[Start Available data]

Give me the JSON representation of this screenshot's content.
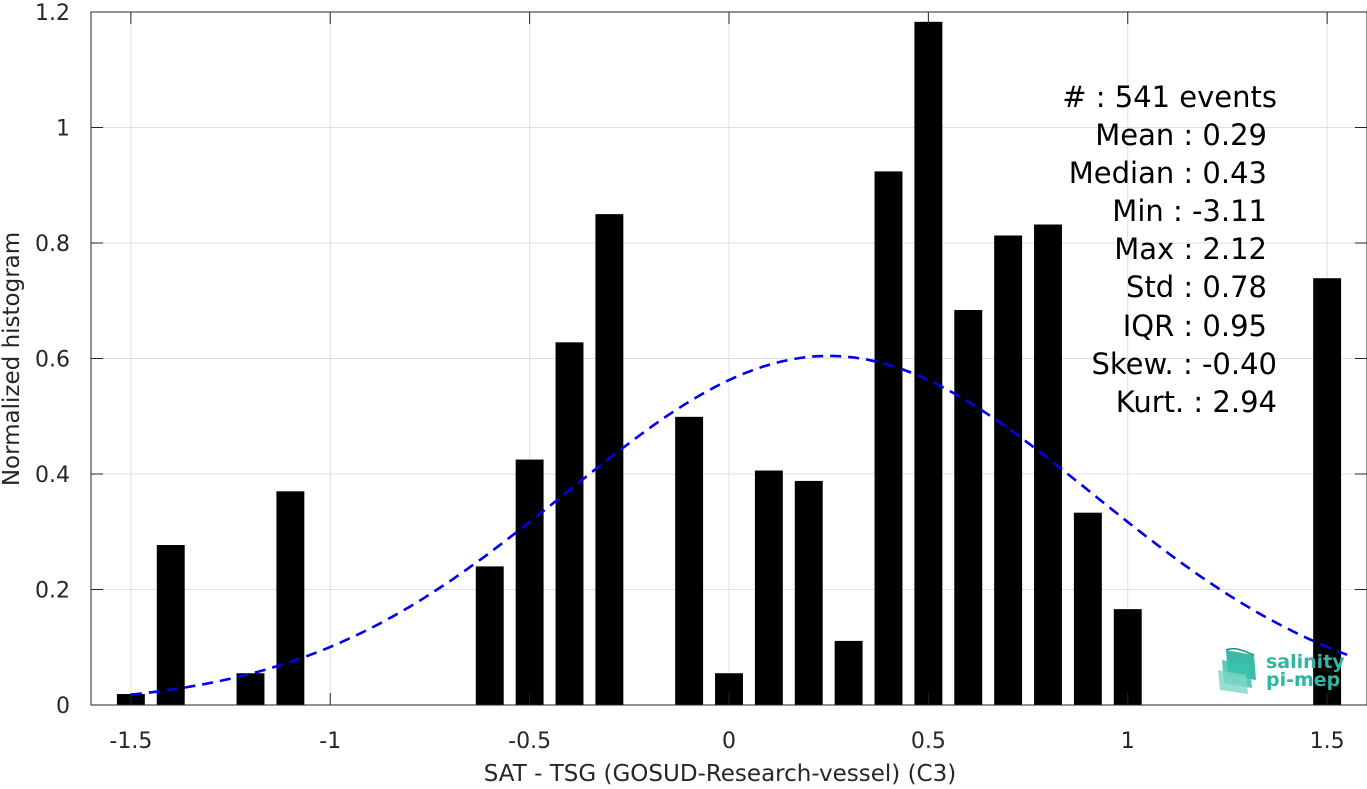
{
  "chart_data": {
    "type": "bar",
    "xlabel": "SAT - TSG (GOSUD-Research-vessel) (C3)",
    "ylabel": "Normalized histogram",
    "xlim": [
      -1.6,
      1.6
    ],
    "ylim": [
      0,
      1.2
    ],
    "grid": true,
    "bar_width": 0.07,
    "xticks": [
      -1.5,
      -1,
      -0.5,
      0,
      0.5,
      1,
      1.5
    ],
    "xtick_labels": [
      "-1.5",
      "-1",
      "-0.5",
      "0",
      "0.5",
      "1",
      "1.5"
    ],
    "yticks": [
      0,
      0.2,
      0.4,
      0.6,
      0.8,
      1,
      1.2
    ],
    "ytick_labels": [
      "0",
      "0.2",
      "0.4",
      "0.6",
      "0.8",
      "1",
      "1.2"
    ],
    "bars": [
      {
        "x": -1.5,
        "y": 0.019
      },
      {
        "x": -1.4,
        "y": 0.277
      },
      {
        "x": -1.2,
        "y": 0.055
      },
      {
        "x": -1.1,
        "y": 0.37
      },
      {
        "x": -0.6,
        "y": 0.24
      },
      {
        "x": -0.5,
        "y": 0.425
      },
      {
        "x": -0.4,
        "y": 0.628
      },
      {
        "x": -0.3,
        "y": 0.85
      },
      {
        "x": -0.1,
        "y": 0.499
      },
      {
        "x": 0.0,
        "y": 0.055
      },
      {
        "x": 0.1,
        "y": 0.406
      },
      {
        "x": 0.2,
        "y": 0.388
      },
      {
        "x": 0.3,
        "y": 0.111
      },
      {
        "x": 0.4,
        "y": 0.924
      },
      {
        "x": 0.5,
        "y": 1.183
      },
      {
        "x": 0.6,
        "y": 0.684
      },
      {
        "x": 0.7,
        "y": 0.813
      },
      {
        "x": 0.8,
        "y": 0.832
      },
      {
        "x": 0.9,
        "y": 0.333
      },
      {
        "x": 1.0,
        "y": 0.166
      },
      {
        "x": 1.5,
        "y": 0.739
      }
    ],
    "fit_curve": {
      "type": "gaussian",
      "mean": 0.25,
      "std": 0.66,
      "x_range": [
        -1.5,
        1.55
      ],
      "color": "#0000ee",
      "style": "dashed"
    },
    "bar_color": "#000000"
  },
  "stats": {
    "count": "#  : 541 events",
    "mean": "Mean : 0.29",
    "median": "Median : 0.43",
    "min": "Min : -3.11",
    "max": "Max : 2.12",
    "std": "Std : 0.78",
    "iqr": "IQR : 0.95",
    "skew": "Skew. : -0.40",
    "kurt": "Kurt. : 2.94"
  },
  "logo": {
    "line1": "salinity",
    "line2": "pi-mep",
    "color": "#2fb7a2"
  }
}
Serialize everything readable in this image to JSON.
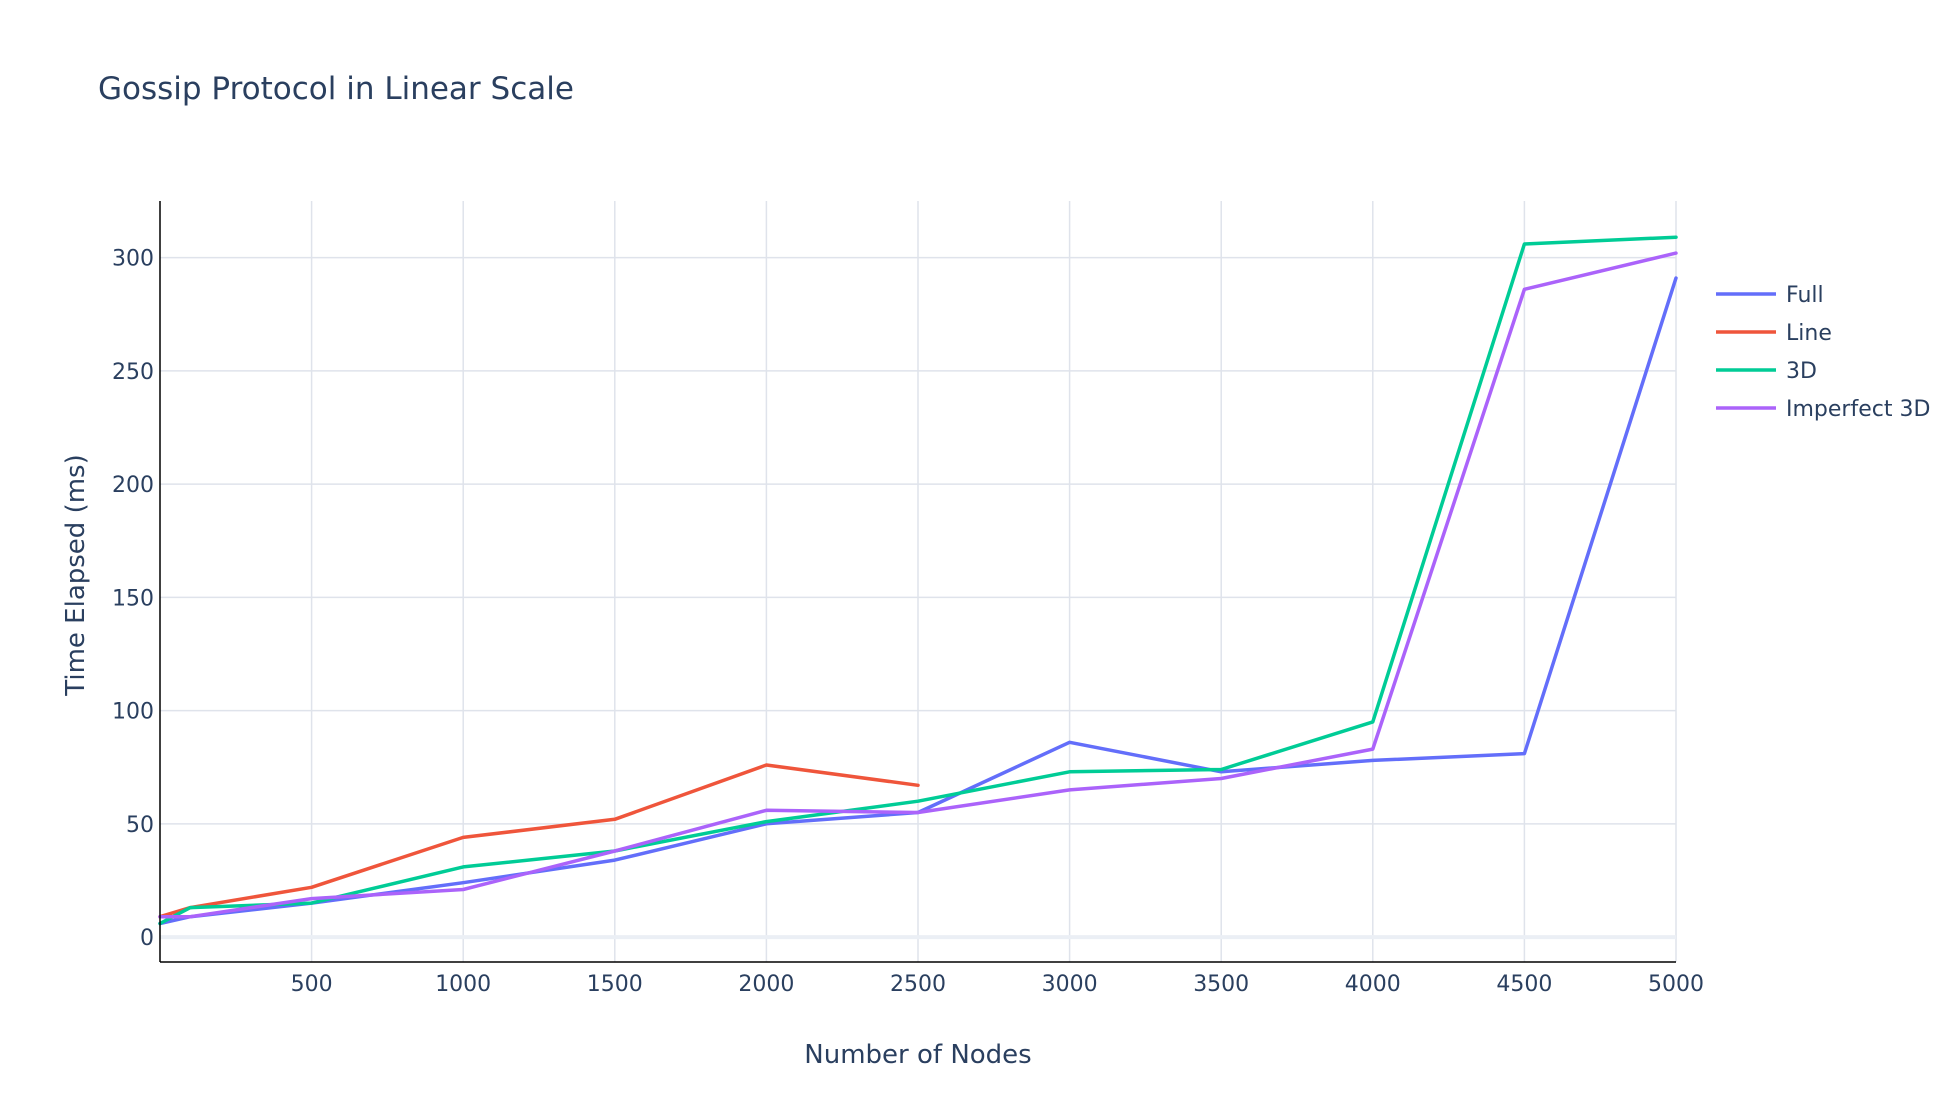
{
  "chart_data": {
    "type": "line",
    "title": "Gossip Protocol in Linear Scale",
    "xlabel": "Number of Nodes",
    "ylabel": "Time Elapsed (ms)",
    "xlim": [
      0,
      5000
    ],
    "ylim": [
      -11,
      325
    ],
    "x_ticks": [
      500,
      1000,
      1500,
      2000,
      2500,
      3000,
      3500,
      4000,
      4500,
      5000
    ],
    "y_ticks": [
      0,
      50,
      100,
      150,
      200,
      250,
      300
    ],
    "grid": true,
    "legend_position": "right",
    "series": [
      {
        "name": "Full",
        "color": "#636efa",
        "x": [
          0,
          100,
          500,
          1000,
          1500,
          2000,
          2500,
          3000,
          3500,
          4000,
          4500,
          5000
        ],
        "y": [
          6,
          9,
          15,
          24,
          34,
          50,
          55,
          86,
          73,
          78,
          81,
          291
        ]
      },
      {
        "name": "Line",
        "color": "#ef553b",
        "x": [
          0,
          100,
          500,
          1000,
          1500,
          2000,
          2500
        ],
        "y": [
          9,
          13,
          22,
          44,
          52,
          76,
          67
        ]
      },
      {
        "name": "3D",
        "color": "#00cc96",
        "x": [
          0,
          100,
          500,
          1000,
          1500,
          2000,
          2500,
          3000,
          3500,
          4000,
          4500,
          5000
        ],
        "y": [
          6,
          13,
          15,
          31,
          38,
          51,
          60,
          73,
          74,
          95,
          306,
          309
        ]
      },
      {
        "name": "Imperfect 3D",
        "color": "#ab63fa",
        "x": [
          0,
          100,
          500,
          1000,
          1500,
          2000,
          2500,
          3000,
          3500,
          4000,
          4500,
          5000
        ],
        "y": [
          9,
          9,
          17,
          21,
          38,
          56,
          55,
          65,
          70,
          83,
          286,
          302
        ]
      }
    ]
  }
}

[End Available data]

**Task to complete**
Copy out each line of the records that holds the string "name".

**Finished task**
        "name": "Full",
        "name": "Line",
        "name": "3D",
        "name": "Imperfect 3D",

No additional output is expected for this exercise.